### Supplied entries

# # # #

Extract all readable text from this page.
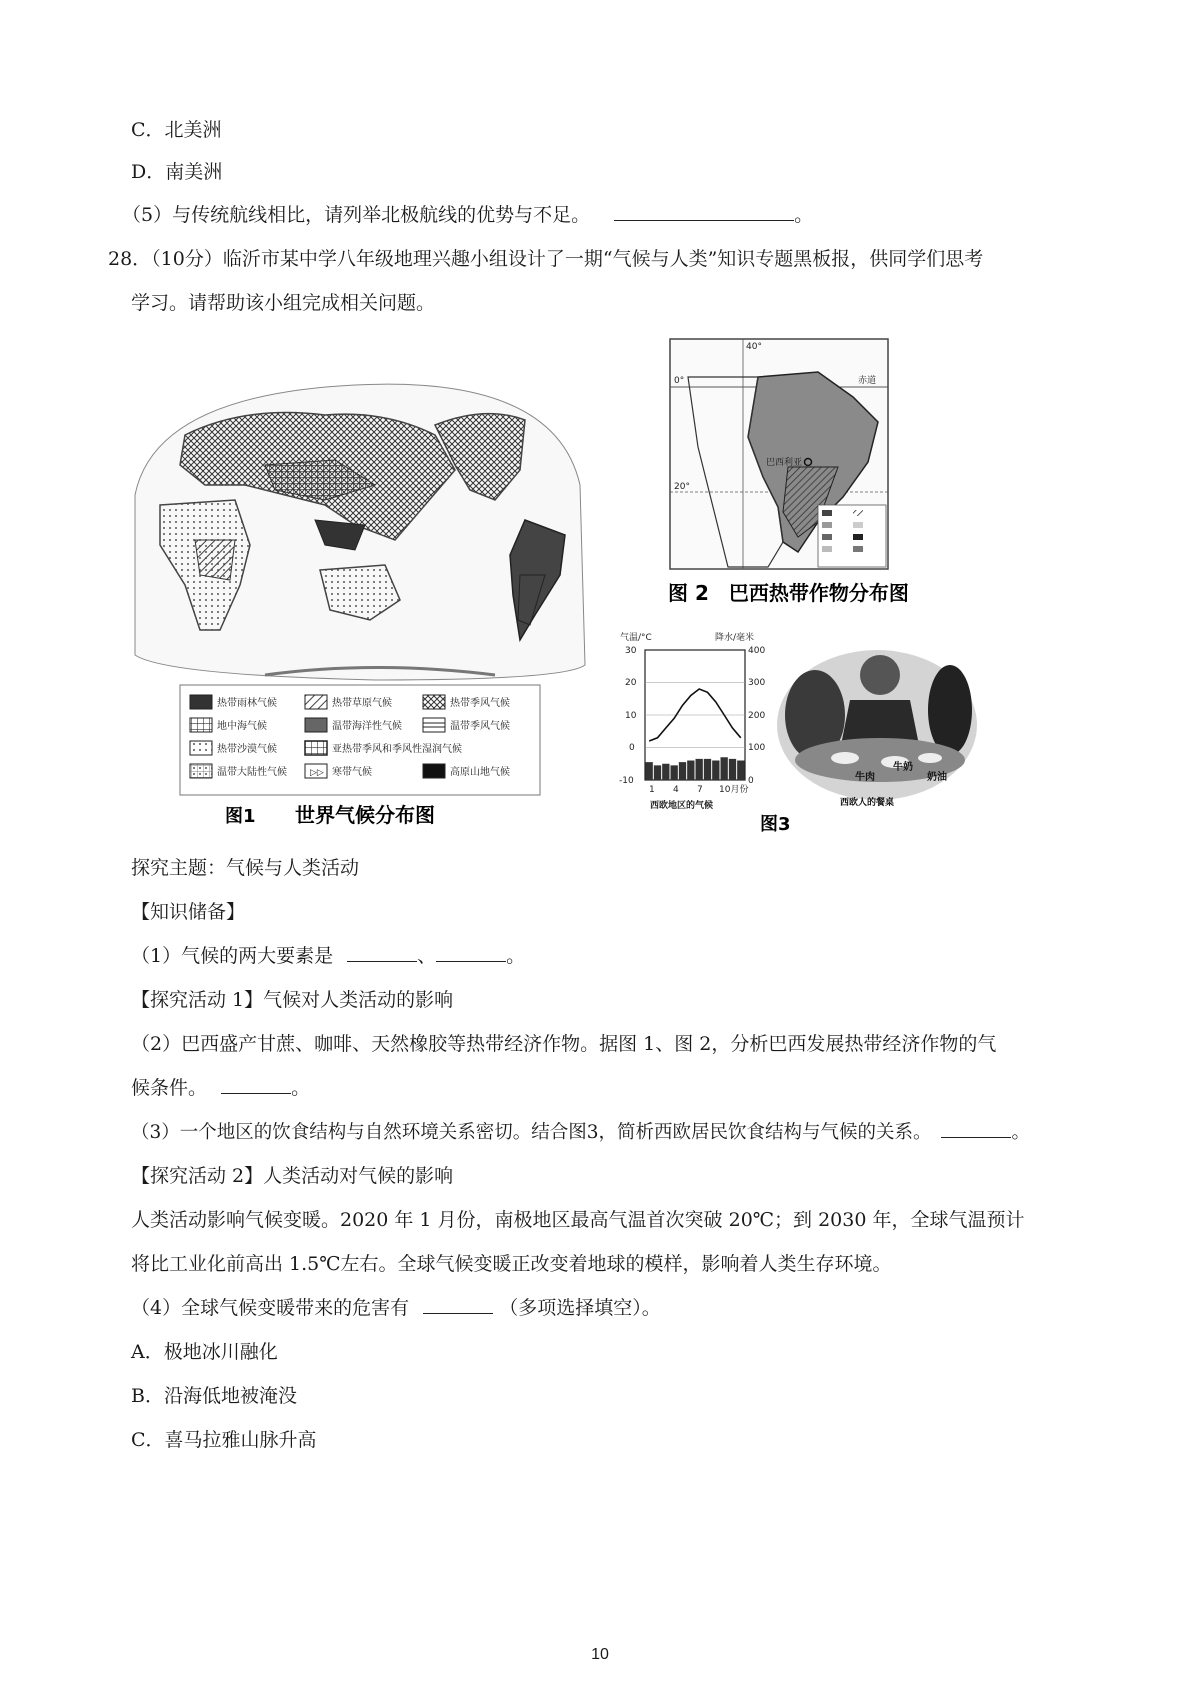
C．北美洲
D．南美洲
（5）与传统航线相比，请列举北极航线的优势与不足。	。
28．（10分）临沂市某中学八年级地理兴趣小组设计了一期“气候与人类”知识专题黑板报，供同学们思考
学习。请帮助该小组完成相关问题。
热带雨林气候	热带草原气候	热带季风气候
地中海气候	温带海洋性气候	温带季风气候
热带沙漠气候	亚热带季风和季风性湿润气候
温带大陆性气候	▷▷ 寒带气候	高原山地气候
图1 世界气候分布图
0°	赤道
20°
40°
巴西利亚
图 2　巴西热带作物分布图
气温/°C	降水/毫米
30
20
10
0
-10
400
300
200
100
0
1 4 7 10月份
西欧地区的气候
牛肉
牛奶
奶油
西欧人的餐桌
图3
探究主题：气候与人类活动
【知识储备】
（1）气候的两大要素是	、	。
【探究活动 1】气候对人类活动的影响
（2）巴西盛产甘蔗、咖啡、天然橡胶等热带经济作物。据图 1、图 2，分析巴西发展热带经济作物的气
候条件。	。
（3）一个地区的饮食结构与自然环境关系密切。结合图3，简析西欧居民饮食结构与气候的关系。	。
【探究活动 2】人类活动对气候的影响
人类活动影响气候变暖。2020 年 1 月份，南极地区最高气温首次突破 20℃；到 2030 年，全球气温预计
将比工业化前高出 1.5℃左右。全球气候变暖正改变着地球的模样，影响着人类生存环境。
（4）全球气候变暖带来的危害有	（多项选择填空）。
A．极地冰川融化
B．沿海低地被淹没
C．喜马拉雅山脉升高
10
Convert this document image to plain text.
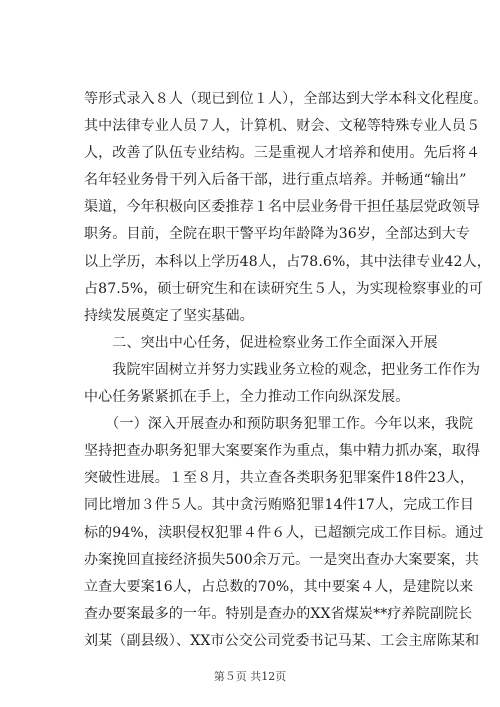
等形式录入８人（现已到位１人），全部达到大学本科文化程度。
其中法律专业人员７人，计算机、财会、文秘等特殊专业人员５
人，改善了队伍专业结构。三是重视人才培养和使用。先后将４
名年轻业务骨干列入后备干部，进行重点培养。并畅通“输出”
渠道，今年积极向区委推荐１名中层业务骨干担任基层党政领导
职务。目前，全院在职干警平均年龄降为36岁，全部达到大专
以上学历，本科以上学历48人，占78.6%，其中法律专业42人，
占87.5%，硕士研究生和在读研究生５人，为实现检察事业的可
持续发展奠定了坚实基础。
　　二、突出中心任务，促进检察业务工作全面深入开展
　　我院牢固树立并努力实践业务立检的观念，把业务工作作为
中心任务紧紧抓在手上，全力推动工作向纵深发展。
　　（一）深入开展查办和预防职务犯罪工作。今年以来，我院
坚持把查办职务犯罪大案要案作为重点，集中精力抓办案，取得
突破性进展。１至８月，共立查各类职务犯罪案件18件23人，
同比增加３件５人。其中贪污贿赂犯罪14件17人，完成工作目
标的94%，渎职侵权犯罪４件６人，已超额完成工作目标。通过
办案挽回直接经济损失500余万元。一是突出查办大案要案，共
立查大要案16人，占总数的70%，其中要案４人，是建院以来
查办要案最多的一年。特别是查办的XX省煤炭**疗养院副院长
刘某（副县级）、XX市公交公司党委书记马某、工会主席陈某和
第５页 共12页
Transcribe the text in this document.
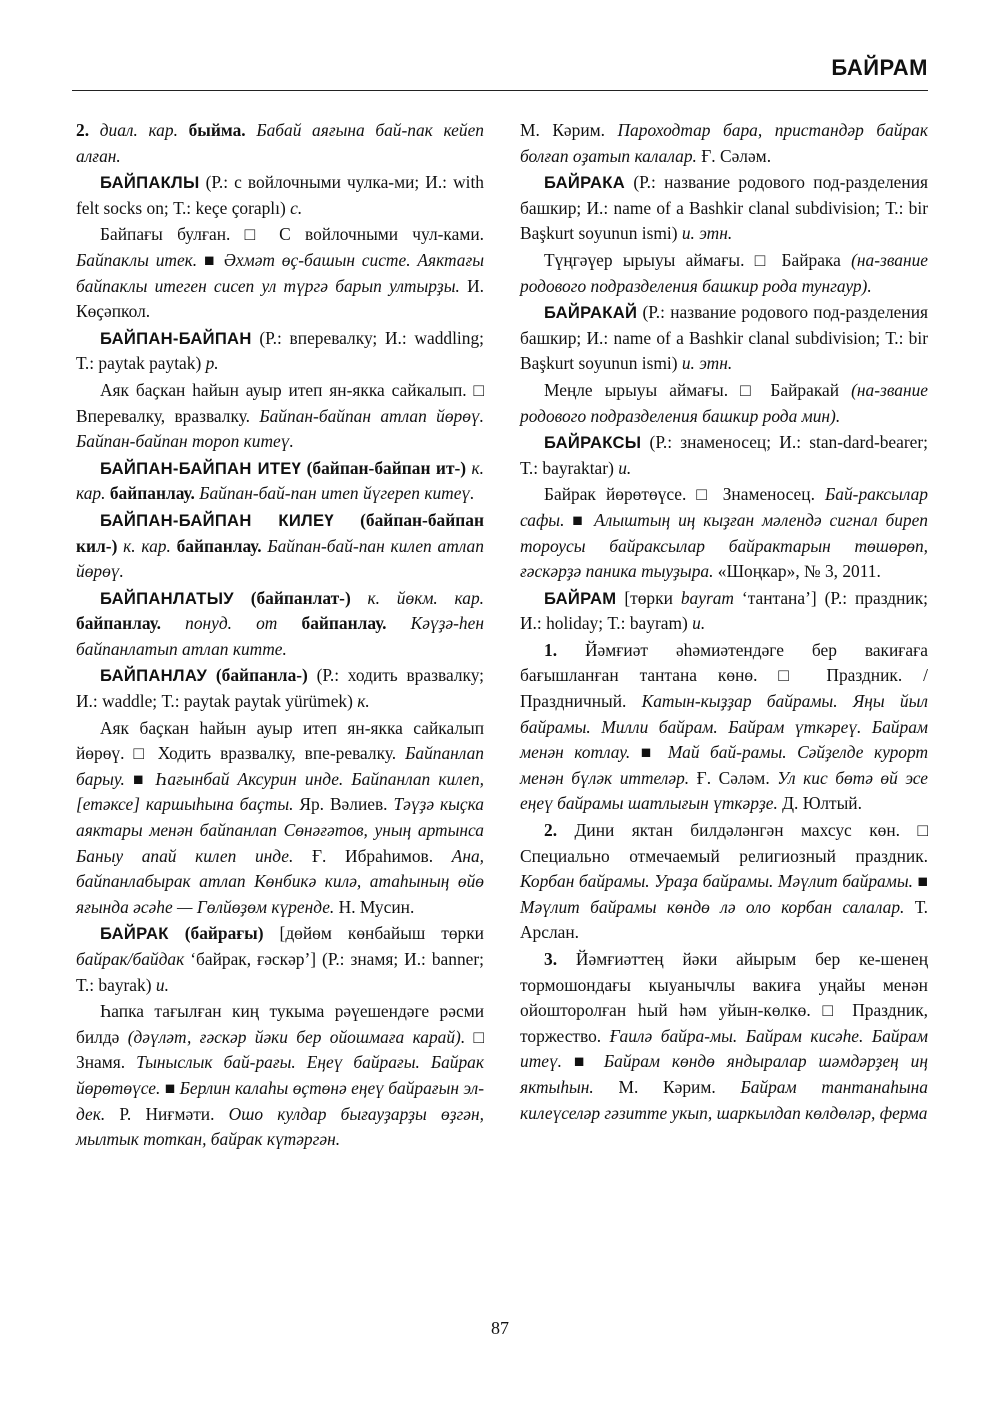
БАЙРАМ

2. диал. кар. быйма. Бабай аяғына бай-пак кейеп алған.

БАЙПАКЛЫ (Р.: с войлочными чулка-ми; И.: with felt socks on; Т.: keçe çoraplı) с.

Байпағы булған. □ С войлочными чул-ками. Байпаклы итек. ■ Әхмәт өҫ-башын систе. Аяктағы байпаклы итеген сисеп ул түргә барып ултырҙы. И. Көҫәпкол.

БАЙПАН-БАЙПАН (Р.: вперевалку; И.: waddling; Т.: paytak paytak) р.

Аяк баҫкан һайын ауыр итеп ян-якка сайкалып. □ Вперевалку, вразвалку. Байпан-байпан атлап йөрөү. Байпан-байпан тороп китеү.

БАЙПАН-БАЙПАН ИТЕҮ (байпан-байпан ит-) к. кар. байпанлау. Байпан-бай-пан итеп йүгереп китеү.

БАЙПАН-БАЙПАН КИЛЕҮ (байпан-байпан кил-) к. кар. байпанлау. Байпан-бай-пан килеп атлап йөрөү.

БАЙПАНЛАТЫУ (байпанлат-) к. йөкм. кар. байпанлау. понуд. от байпанлау. Кәүҙә-һен байпанлатып атлап китте.

БАЙПАНЛАУ (байпанла-) (Р.: ходить вразвалку; И.: waddle; Т.: paytak paytak yürümek) к.

Аяк баҫкан һайын ауыр итеп ян-якка сайкалып йөрөү. □ Ходить вразвалку, впе-ревалку. Байпанлап барыу. ■ Һағынбай Аксурин инде. Байпанлап килеп, [етәксе] каршыһына баҫты. Яр. Вәлиев. Тәүҙә кыҫка аяктары менән байпанлап Сөнәғәтов, уның артынса Баныу апай килеп инде. Ғ. Ибраһимов. Ана, байпанлабырак атлап Көнбикә килә, атаһының өйө яғында әсәһе — Гөлйөҙөм күренде. Н. Мусин.

БАЙРАК (байрағы) [дөйөм көнбайыш төрки байрак/байдак ‘байрак, ғәскәр’] (Р.: знамя; И.: banner; Т.: bayrak) и.

Һапка тағылған киң тукыма рәүешендәге рәсми билдә (дәүләт, ғәскәр йәки бер ойошмаға карай). □ Знамя. Тыныслык бай-рағы. Еңеү байрағы. Байрак йөрөтөүсе. ■ Берлин калаһы өҫтөнә еңеү байрағын эл-дек. Р. Ниғмәти. Ошо кулдар бығауҙарҙы өҙгән, мылтык тоткан, байрак күтәргән.

М. Кәрим. Пароходтар бара, пристандәр байрак болғап оҙатып калалар. Ғ. Сәләм.

БАЙРАКА (Р.: название родового под-разделения башкир; И.: name of a Bashkir clanal subdivision; Т.: bir Başkurt soyunun ismi) и. этн.

Түңгәүер ырыуы аймағы. □ Байрака (на-звание родового подразделения башкир рода тунгаур).

БАЙРАКАЙ (Р.: название родового под-разделения башкир; И.: name of a Bashkir clanal subdivision; Т.: bir Başkurt soyunun ismi) и. этн.

Меңле ырыуы аймағы. □ Байракай (на-звание родового подразделения башкир рода мин).

БАЙРАКСЫ (Р.: знаменосец; И.: stan-dard-bearer; Т.: bayraktar) и.

Байрак йөрөтөүсе. □ Знаменосец. Бай-раксылар сафы. ■ Алыштың иң кыҙған мәлендә сигнал биреп тороусы байраксылар байрактарын төшөрөп, ғәскәрҙә паника тыуҙыра. «Шоңкар», № 3, 2011.

БАЙРАМ [төрки bayram ‘тантана’] (Р.: праздник; И.: holiday; Т.: bayram) и.

1. Йәмғиәт әһәмиәтендәге бер вакиғаға бағышланған тантана көнө. □ Праздник. / Праздничный. Катын-кыҙҙар байрамы. Яңы йыл байрамы. Милли байрам. Байрам үткәреү. Байрам менән котлау. ■ Май бай-рамы. Сәйҙелде курорт менән бүләк иттеләр. Ғ. Сәләм. Ул кис бөтә өй эсе еңеү байрамы шатлығын үткәрҙе. Д. Юлтый.

2. Дини яктан билдәләнгән махсус көн. □ Специально отмечаемый религиозный праздник. Корбан байрамы. Ураҙа байрамы. Мәүлит байрамы. ■ Мәүлит байрамы көндө лә оло корбан салалар. Т. Арслан.

3. Йәмғиәттең йәки айырым бер ке-шенең тормошондағы кыуанычлы вакиға уңайы менән ойошторолған һый һәм уйын-көлкө. □ Праздник, торжество. Ғаилә байра-мы. Байрам кисәһе. Байрам итеү. ■ Байрам көндө яндыралар шәмдәрҙең иң яктыһын. М. Кәрим. Байрам тантанаһына килеүселәр гәзитте укып, шаркылдап көлдөләр, ферма

87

# # # #

### What to do
From the data, list each line in which the string "название" appears.

### Answer to this task
БАЙРАКА (Р.: название родового под-разделения башкир; И.: name of a Bashkir clanal subdivision; Т.: bir Başkurt soyunun ismi) и. этн.
БАЙРАКАЙ (Р.: название родового под-разделения башкир; И.: name of a Bashkir clanal subdivision; Т.: bir Başkurt soyunun ismi) и. этн.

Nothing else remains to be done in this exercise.